→ What is being asked:
Copy each line in the data that includes the word "ylabel".

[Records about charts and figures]
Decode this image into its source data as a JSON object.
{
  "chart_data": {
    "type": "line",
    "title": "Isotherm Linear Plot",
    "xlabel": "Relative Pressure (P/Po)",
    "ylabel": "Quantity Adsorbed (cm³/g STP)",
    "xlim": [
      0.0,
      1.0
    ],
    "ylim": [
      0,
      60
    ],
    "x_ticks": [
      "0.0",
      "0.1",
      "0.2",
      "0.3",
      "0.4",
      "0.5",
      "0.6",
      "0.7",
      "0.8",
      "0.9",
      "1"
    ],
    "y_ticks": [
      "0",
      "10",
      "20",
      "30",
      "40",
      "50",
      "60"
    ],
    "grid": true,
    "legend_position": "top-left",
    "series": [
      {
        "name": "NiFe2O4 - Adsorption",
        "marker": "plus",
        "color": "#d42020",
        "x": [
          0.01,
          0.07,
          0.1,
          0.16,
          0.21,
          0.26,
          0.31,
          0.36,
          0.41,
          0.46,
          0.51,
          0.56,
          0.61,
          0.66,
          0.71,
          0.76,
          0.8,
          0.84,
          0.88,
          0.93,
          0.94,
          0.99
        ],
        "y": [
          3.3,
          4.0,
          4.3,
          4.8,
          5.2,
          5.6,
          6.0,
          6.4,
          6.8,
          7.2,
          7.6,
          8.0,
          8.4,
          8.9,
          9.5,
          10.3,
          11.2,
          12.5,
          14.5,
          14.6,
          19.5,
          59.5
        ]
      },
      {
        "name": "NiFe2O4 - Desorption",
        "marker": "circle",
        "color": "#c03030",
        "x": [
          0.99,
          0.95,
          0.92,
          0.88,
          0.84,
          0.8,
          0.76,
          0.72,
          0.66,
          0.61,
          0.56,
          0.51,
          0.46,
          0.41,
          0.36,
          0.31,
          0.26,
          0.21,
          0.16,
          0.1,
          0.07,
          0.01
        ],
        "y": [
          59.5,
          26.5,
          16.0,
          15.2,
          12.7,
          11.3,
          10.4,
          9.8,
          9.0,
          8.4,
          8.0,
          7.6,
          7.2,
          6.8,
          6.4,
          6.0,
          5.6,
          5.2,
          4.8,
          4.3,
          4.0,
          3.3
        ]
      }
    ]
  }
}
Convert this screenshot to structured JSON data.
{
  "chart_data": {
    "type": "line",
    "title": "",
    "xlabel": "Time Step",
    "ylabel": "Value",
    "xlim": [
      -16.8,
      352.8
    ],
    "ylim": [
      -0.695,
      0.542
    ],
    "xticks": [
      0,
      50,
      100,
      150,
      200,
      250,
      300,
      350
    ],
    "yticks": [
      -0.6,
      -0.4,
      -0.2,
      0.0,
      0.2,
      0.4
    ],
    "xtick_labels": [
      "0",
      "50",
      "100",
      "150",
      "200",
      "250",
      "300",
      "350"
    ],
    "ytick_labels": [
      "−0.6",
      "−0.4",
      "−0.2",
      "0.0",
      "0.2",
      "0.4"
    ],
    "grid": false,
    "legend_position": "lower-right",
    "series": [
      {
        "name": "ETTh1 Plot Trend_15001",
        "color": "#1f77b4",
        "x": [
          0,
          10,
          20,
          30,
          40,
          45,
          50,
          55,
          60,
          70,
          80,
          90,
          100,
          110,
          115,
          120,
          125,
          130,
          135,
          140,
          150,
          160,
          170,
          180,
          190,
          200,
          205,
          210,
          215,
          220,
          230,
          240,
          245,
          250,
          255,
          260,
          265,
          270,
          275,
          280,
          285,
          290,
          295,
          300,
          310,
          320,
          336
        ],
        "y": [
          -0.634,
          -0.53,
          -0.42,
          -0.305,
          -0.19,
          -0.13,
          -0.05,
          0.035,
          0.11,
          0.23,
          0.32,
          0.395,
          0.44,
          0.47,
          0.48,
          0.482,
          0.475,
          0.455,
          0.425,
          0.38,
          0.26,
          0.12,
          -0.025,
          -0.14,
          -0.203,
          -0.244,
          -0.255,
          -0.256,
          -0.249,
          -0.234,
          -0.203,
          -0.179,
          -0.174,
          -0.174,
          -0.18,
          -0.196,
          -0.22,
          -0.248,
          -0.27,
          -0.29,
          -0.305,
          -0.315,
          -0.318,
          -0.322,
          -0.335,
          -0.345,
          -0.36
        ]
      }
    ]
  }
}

...

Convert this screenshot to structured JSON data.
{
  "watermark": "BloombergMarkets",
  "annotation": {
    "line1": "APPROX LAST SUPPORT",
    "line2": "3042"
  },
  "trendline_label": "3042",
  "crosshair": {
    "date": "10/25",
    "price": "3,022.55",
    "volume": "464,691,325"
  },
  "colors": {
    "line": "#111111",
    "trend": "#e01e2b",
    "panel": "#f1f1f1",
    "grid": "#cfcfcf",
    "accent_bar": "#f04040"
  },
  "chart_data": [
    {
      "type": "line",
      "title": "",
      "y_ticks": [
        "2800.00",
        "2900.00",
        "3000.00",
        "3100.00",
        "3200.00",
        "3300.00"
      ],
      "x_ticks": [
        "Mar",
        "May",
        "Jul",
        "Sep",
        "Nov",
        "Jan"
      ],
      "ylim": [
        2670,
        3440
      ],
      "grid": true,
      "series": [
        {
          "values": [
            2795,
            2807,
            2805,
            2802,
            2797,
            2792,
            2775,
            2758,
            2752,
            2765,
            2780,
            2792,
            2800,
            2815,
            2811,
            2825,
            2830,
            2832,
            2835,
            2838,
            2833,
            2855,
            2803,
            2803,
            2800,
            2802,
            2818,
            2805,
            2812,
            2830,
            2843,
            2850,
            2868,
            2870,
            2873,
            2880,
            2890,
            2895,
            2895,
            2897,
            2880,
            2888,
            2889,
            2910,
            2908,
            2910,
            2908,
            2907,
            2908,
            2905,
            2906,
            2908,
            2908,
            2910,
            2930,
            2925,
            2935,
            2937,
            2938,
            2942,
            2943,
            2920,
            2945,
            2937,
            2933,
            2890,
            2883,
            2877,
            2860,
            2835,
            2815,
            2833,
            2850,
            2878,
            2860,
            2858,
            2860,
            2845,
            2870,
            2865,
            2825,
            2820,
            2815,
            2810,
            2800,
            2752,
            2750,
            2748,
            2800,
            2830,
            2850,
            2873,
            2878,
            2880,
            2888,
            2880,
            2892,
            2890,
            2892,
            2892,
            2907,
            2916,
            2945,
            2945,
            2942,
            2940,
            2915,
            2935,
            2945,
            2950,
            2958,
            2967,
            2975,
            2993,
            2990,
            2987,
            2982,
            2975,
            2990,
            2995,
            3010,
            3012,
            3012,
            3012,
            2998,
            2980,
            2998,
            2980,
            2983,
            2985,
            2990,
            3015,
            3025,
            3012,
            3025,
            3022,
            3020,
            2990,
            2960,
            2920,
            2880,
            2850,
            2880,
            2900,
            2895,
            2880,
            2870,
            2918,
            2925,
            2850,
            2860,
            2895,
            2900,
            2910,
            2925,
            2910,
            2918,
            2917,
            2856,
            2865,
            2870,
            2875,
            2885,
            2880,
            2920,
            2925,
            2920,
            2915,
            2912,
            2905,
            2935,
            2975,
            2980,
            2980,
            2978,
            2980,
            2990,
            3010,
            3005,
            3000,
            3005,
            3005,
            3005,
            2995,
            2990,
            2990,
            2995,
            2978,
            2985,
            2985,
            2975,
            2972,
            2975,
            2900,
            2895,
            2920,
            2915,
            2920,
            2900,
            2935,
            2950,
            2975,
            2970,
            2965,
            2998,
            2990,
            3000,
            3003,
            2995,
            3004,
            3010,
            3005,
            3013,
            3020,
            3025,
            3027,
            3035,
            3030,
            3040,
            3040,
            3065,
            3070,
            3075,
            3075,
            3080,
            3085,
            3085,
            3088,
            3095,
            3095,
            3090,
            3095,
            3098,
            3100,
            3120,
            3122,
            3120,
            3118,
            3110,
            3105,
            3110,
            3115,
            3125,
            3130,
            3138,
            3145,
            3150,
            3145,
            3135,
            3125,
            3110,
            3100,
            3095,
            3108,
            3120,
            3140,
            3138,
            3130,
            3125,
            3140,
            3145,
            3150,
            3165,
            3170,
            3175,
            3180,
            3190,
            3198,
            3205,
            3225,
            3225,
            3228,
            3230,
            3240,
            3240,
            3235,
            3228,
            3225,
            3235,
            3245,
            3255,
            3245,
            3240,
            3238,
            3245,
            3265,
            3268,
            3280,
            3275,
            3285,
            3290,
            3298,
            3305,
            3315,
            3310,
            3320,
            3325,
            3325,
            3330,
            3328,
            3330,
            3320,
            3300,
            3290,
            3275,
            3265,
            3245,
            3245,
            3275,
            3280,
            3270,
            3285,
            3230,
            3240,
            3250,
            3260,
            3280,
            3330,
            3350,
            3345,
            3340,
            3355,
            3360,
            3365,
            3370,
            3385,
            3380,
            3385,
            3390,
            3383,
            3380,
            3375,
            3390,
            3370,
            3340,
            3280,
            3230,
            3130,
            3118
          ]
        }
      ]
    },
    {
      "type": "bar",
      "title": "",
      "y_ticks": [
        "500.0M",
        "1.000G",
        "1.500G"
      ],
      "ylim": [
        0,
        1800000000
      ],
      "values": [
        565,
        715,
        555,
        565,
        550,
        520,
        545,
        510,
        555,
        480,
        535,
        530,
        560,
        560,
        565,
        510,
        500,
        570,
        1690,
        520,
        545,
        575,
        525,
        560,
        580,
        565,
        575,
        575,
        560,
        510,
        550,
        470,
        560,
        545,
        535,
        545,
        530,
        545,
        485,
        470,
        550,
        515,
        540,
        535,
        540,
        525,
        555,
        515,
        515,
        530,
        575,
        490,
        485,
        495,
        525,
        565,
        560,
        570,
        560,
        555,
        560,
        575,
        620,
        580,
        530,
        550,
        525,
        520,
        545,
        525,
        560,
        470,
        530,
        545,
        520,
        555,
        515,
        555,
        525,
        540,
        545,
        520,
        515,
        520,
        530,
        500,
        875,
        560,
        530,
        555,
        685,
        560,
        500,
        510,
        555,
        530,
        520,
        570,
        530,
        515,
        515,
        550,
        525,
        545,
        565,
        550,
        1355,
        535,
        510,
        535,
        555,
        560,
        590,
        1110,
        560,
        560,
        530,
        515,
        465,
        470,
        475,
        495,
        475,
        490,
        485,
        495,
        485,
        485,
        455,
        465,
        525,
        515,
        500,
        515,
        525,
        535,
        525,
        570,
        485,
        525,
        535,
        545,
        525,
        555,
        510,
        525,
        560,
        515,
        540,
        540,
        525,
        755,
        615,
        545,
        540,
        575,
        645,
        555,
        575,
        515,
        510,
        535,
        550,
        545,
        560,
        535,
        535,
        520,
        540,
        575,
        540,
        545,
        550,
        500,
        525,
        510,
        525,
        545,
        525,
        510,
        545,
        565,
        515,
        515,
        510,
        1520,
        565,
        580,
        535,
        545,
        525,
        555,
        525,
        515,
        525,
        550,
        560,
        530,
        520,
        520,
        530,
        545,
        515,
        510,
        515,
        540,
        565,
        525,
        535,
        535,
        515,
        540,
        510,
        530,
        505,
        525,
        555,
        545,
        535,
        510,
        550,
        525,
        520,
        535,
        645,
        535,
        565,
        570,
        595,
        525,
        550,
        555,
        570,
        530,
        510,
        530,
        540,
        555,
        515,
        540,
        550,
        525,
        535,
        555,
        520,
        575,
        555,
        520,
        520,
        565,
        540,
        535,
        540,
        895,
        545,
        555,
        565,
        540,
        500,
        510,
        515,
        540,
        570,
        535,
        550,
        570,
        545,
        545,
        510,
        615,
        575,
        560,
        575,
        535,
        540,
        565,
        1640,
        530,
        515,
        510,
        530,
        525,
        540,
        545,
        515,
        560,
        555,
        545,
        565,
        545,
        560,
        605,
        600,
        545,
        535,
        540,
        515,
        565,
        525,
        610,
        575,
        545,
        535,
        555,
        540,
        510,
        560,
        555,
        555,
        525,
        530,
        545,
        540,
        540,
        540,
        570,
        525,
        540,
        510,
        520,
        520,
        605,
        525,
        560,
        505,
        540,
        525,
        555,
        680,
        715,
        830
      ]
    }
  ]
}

→ Reply:
    "ylabel": "Quantity Adsorbed (cm³/g STP)",
    "ylabel": "Value",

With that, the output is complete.